Keep the pictures out of the copy and repeat the records exactly.

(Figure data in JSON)

--------------------

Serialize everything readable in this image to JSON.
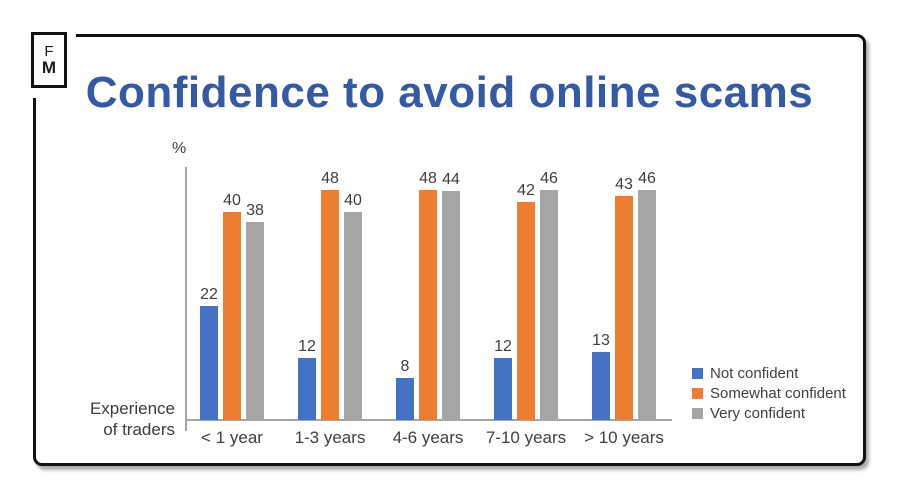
{
  "logo": {
    "line1": "F",
    "line2": "M"
  },
  "title": "Confidence to avoid online scams",
  "colors": {
    "title": "#3559a4",
    "axis": "#a6a6a6",
    "labels": "#404040",
    "frame": "#111111"
  },
  "chart_data": {
    "type": "bar",
    "title": "Confidence to avoid online scams",
    "unit_label": "%",
    "xlabel": "Experience of traders",
    "xlabel_lines": [
      "Experience",
      "of traders"
    ],
    "categories": [
      "< 1 year",
      "1-3 years",
      "4-6 years",
      "7-10 years",
      "> 10 years"
    ],
    "series": [
      {
        "name": "Not confident",
        "color": "#4472C4",
        "values": [
          22,
          12,
          8,
          12,
          13
        ]
      },
      {
        "name": "Somewhat confident",
        "color": "#ED7D31",
        "values": [
          40,
          48,
          48,
          42,
          43
        ]
      },
      {
        "name": "Very confident",
        "color": "#A5A5A5",
        "values": [
          38,
          40,
          44,
          46,
          46
        ]
      }
    ],
    "ylim": [
      0,
      50
    ],
    "grid": false,
    "data_labels": true,
    "legend_position": "right"
  }
}
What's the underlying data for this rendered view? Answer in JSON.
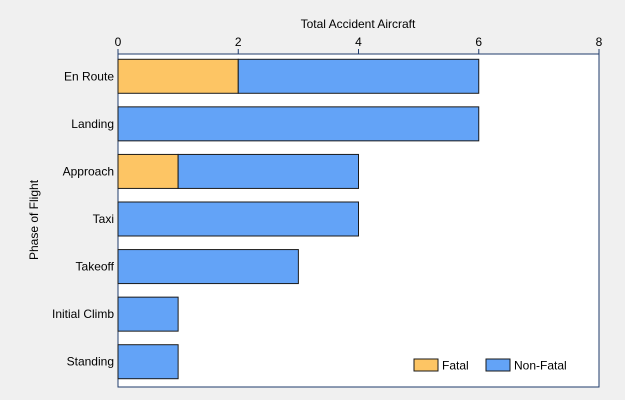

--------------------

> [THE REPLY]:
Serialize everything readable in this image to JSON.
{
  "logo": {
    "line1": "F",
    "line2": "M"
  },
  "title": "Confidence to avoid online scams",
  "colors": {
    "title": "#3559a4",
    "axis": "#a6a6a6",
    "labels": "#404040",
    "frame": "#111111"
  },
  "chart_data": {
    "type": "bar",
    "title": "Confidence to avoid online scams",
    "unit_label": "%",
    "xlabel": "Experience of traders",
    "xlabel_lines": [
      "Experience",
      "of traders"
    ],
    "categories": [
      "< 1 year",
      "1-3 years",
      "4-6 years",
      "7-10 years",
      "> 10 years"
    ],
    "series": [
      {
        "name": "Not confident",
        "color": "#4472C4",
        "values": [
          22,
          12,
          8,
          12,
          13
        ]
      },
      {
        "name": "Somewhat confident",
        "color": "#ED7D31",
        "values": [
          40,
          48,
          48,
          42,
          43
        ]
      },
      {
        "name": "Very confident",
        "color": "#A5A5A5",
        "values": [
          38,
          40,
          44,
          46,
          46
        ]
      }
    ],
    "ylim": [
      0,
      50
    ],
    "grid": false,
    "data_labels": true,
    "legend_position": "right"
  }
}
What's the underlying data for this rendered view? Answer in JSON.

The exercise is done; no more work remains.